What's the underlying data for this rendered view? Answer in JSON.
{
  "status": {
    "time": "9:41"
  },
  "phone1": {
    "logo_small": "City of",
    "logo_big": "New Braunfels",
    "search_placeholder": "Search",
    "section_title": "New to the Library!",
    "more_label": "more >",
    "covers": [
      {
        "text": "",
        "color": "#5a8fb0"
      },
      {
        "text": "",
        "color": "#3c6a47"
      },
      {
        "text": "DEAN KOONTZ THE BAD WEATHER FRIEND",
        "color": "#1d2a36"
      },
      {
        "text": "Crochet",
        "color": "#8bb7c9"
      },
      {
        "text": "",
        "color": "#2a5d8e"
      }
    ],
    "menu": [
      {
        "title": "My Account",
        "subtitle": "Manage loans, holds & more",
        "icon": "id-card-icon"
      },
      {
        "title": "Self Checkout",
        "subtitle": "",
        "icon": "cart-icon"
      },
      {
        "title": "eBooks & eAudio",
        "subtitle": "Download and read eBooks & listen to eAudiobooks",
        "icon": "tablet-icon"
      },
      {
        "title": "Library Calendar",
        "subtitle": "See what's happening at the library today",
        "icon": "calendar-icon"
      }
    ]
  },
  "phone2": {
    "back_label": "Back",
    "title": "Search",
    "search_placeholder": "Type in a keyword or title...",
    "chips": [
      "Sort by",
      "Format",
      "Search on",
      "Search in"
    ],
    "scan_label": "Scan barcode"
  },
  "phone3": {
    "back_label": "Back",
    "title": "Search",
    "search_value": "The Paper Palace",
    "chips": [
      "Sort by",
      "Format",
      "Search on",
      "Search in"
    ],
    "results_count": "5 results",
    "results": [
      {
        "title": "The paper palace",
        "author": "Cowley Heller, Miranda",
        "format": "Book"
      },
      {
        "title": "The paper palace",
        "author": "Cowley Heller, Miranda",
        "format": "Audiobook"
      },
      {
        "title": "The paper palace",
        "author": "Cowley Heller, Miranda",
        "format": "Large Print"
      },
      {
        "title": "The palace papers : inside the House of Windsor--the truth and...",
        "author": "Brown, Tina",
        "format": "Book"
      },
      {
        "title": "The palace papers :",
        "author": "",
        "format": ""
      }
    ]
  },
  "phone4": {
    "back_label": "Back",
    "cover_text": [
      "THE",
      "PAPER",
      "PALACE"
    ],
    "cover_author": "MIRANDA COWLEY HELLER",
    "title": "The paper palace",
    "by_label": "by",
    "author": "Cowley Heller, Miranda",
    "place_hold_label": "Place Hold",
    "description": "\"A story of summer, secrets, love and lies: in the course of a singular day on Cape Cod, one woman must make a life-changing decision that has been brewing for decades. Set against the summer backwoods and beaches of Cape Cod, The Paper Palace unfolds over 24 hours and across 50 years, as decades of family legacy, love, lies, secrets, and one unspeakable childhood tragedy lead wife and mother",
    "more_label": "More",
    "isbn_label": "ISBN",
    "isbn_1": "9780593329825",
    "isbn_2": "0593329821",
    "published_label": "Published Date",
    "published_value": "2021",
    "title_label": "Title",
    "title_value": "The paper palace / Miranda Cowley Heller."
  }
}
....
# [Directive]
Take the listing above and set it down exactly.

# [Exercise answer]
What's the underlying data for this rendered view? Answer in JSON.
{
  "status": {
    "time": "9:41"
  },
  "phone1": {
    "logo_small": "City of",
    "logo_big": "New Braunfels",
    "search_placeholder": "Search",
    "section_title": "New to the Library!",
    "more_label": "more >",
    "covers": [
      {
        "text": "",
        "color": "#5a8fb0"
      },
      {
        "text": "",
        "color": "#3c6a47"
      },
      {
        "text": "DEAN KOONTZ THE BAD WEATHER FRIEND",
        "color": "#1d2a36"
      },
      {
        "text": "Crochet",
        "color": "#8bb7c9"
      },
      {
        "text": "",
        "color": "#2a5d8e"
      }
    ],
    "menu": [
      {
        "title": "My Account",
        "subtitle": "Manage loans, holds & more",
        "icon": "id-card-icon"
      },
      {
        "title": "Self Checkout",
        "subtitle": "",
        "icon": "cart-icon"
      },
      {
        "title": "eBooks & eAudio",
        "subtitle": "Download and read eBooks & listen to eAudiobooks",
        "icon": "tablet-icon"
      },
      {
        "title": "Library Calendar",
        "subtitle": "See what's happening at the library today",
        "icon": "calendar-icon"
      }
    ]
  },
  "phone2": {
    "back_label": "Back",
    "title": "Search",
    "search_placeholder": "Type in a keyword or title...",
    "chips": [
      "Sort by",
      "Format",
      "Search on",
      "Search in"
    ],
    "scan_label": "Scan barcode"
  },
  "phone3": {
    "back_label": "Back",
    "title": "Search",
    "search_value": "The Paper Palace",
    "chips": [
      "Sort by",
      "Format",
      "Search on",
      "Search in"
    ],
    "results_count": "5 results",
    "results": [
      {
        "title": "The paper palace",
        "author": "Cowley Heller, Miranda",
        "format": "Book"
      },
      {
        "title": "The paper palace",
        "author": "Cowley Heller, Miranda",
        "format": "Audiobook"
      },
      {
        "title": "The paper palace",
        "author": "Cowley Heller, Miranda",
        "format": "Large Print"
      },
      {
        "title": "The palace papers : inside the House of Windsor--the truth and...",
        "author": "Brown, Tina",
        "format": "Book"
      },
      {
        "title": "The palace papers :",
        "author": "",
        "format": ""
      }
    ]
  },
  "phone4": {
    "back_label": "Back",
    "cover_text": [
      "THE",
      "PAPER",
      "PALACE"
    ],
    "cover_author": "MIRANDA COWLEY HELLER",
    "title": "The paper palace",
    "by_label": "by",
    "author": "Cowley Heller, Miranda",
    "place_hold_label": "Place Hold",
    "description": "\"A story of summer, secrets, love and lies: in the course of a singular day on Cape Cod, one woman must make a life-changing decision that has been brewing for decades. Set against the summer backwoods and beaches of Cape Cod, The Paper Palace unfolds over 24 hours and across 50 years, as decades of family legacy, love, lies, secrets, and one unspeakable childhood tragedy lead wife and mother",
    "more_label": "More",
    "isbn_label": "ISBN",
    "isbn_1": "9780593329825",
    "isbn_2": "0593329821",
    "published_label": "Published Date",
    "published_value": "2021",
    "title_label": "Title",
    "title_value": "The paper palace / Miranda Cowley Heller."
  }
}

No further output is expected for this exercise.